Your goal:
Gather from the material every line that contains the string "b两处的磁感应强度的大小不等".

Available records:
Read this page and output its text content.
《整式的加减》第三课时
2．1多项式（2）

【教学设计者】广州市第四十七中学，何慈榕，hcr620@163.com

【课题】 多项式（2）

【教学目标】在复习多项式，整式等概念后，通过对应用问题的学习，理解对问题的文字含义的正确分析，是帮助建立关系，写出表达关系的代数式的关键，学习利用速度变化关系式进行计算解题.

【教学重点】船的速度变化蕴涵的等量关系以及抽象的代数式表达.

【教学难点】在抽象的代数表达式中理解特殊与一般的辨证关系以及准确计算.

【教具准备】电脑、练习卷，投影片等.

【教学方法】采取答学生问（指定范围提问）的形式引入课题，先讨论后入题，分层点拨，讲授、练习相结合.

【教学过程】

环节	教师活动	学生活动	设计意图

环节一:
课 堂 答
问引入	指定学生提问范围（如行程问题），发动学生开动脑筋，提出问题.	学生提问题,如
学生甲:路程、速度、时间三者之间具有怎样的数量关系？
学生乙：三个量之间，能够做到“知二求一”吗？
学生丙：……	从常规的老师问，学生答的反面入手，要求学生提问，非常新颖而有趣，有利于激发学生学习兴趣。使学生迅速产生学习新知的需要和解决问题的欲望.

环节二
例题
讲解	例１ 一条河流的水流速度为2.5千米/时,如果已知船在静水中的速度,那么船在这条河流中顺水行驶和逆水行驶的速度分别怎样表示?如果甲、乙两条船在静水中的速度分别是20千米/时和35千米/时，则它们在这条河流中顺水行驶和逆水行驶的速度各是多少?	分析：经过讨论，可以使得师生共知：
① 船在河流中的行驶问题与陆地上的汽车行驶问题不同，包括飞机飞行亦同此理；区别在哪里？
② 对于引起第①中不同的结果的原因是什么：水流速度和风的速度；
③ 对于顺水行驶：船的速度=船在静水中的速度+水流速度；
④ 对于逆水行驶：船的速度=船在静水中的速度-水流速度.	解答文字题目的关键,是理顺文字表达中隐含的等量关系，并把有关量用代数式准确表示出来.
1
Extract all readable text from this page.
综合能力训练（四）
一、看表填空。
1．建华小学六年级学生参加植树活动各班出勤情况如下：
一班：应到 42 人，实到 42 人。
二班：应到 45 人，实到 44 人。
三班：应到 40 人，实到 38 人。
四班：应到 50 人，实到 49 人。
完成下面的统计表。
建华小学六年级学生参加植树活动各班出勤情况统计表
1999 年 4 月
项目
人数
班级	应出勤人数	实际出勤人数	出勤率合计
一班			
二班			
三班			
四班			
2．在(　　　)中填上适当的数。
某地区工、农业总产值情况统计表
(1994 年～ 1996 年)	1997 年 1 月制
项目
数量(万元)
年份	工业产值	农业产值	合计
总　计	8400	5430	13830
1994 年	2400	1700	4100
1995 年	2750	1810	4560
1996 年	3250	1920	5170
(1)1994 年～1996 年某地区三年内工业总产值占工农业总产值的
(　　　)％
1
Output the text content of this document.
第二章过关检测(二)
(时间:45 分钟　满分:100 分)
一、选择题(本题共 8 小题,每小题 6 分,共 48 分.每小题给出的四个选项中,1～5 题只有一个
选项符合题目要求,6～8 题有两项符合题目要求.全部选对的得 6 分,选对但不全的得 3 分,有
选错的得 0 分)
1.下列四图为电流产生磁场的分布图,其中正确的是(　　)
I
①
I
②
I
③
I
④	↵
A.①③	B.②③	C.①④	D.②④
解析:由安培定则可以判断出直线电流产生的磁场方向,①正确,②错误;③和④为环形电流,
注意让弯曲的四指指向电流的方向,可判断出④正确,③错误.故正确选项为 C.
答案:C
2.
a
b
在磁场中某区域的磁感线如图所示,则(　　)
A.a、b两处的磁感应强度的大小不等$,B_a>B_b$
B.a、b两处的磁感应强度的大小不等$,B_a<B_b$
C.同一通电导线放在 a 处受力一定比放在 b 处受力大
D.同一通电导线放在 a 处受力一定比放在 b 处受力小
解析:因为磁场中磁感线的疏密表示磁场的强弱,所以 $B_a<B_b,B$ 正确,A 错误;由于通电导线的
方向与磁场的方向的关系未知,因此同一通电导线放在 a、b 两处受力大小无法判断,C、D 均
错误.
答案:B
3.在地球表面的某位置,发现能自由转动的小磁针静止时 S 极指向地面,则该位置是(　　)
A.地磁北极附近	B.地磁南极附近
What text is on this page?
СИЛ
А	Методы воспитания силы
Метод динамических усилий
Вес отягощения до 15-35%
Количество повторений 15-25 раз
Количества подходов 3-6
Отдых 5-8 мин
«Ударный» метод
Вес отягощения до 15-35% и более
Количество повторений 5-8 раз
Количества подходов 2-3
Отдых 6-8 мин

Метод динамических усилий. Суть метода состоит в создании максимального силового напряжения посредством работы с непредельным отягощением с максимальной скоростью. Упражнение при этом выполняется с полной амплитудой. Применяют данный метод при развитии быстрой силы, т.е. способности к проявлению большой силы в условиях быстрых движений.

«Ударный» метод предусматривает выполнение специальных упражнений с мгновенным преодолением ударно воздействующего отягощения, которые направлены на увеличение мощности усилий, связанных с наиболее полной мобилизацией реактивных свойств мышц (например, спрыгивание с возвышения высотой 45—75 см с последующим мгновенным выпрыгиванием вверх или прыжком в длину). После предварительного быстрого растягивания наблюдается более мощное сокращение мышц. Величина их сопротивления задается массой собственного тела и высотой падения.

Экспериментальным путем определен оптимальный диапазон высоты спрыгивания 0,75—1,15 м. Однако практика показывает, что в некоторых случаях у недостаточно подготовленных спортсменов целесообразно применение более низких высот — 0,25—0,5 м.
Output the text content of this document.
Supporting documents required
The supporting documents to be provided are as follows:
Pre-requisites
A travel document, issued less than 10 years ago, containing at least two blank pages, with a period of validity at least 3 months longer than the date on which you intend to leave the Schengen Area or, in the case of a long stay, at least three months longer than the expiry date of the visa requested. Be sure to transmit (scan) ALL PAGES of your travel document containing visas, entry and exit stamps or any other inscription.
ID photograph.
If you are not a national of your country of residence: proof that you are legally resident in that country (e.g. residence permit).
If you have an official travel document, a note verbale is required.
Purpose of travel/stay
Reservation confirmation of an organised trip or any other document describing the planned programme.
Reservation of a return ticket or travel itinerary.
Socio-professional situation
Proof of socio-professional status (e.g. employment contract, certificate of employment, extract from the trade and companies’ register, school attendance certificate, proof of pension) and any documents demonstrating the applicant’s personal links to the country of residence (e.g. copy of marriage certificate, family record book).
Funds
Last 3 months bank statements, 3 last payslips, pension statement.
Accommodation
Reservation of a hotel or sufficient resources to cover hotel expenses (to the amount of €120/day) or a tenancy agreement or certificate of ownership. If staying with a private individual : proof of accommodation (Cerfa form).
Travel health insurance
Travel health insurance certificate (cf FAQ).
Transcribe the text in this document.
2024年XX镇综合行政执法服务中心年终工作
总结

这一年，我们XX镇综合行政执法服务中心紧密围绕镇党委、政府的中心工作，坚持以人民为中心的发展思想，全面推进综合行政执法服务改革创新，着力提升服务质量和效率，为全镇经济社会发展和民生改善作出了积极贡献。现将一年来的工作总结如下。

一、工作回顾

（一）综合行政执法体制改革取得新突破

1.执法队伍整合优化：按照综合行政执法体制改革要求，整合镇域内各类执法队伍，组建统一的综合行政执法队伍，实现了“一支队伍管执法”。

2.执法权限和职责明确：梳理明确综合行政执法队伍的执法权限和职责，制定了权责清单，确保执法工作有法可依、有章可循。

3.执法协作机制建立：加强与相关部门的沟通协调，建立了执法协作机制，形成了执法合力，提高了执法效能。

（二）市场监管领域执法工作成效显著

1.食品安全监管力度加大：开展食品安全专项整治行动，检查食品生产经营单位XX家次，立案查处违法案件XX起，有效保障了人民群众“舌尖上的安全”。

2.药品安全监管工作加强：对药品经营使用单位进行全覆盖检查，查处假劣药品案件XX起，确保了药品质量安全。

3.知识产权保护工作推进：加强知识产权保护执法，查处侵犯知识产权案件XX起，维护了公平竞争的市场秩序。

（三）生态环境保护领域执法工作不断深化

Output below:
A.a、b两处的磁感应强度的大小不等$,B_a>B_b$
B.a、b两处的磁感应强度的大小不等$,B_a<B_b$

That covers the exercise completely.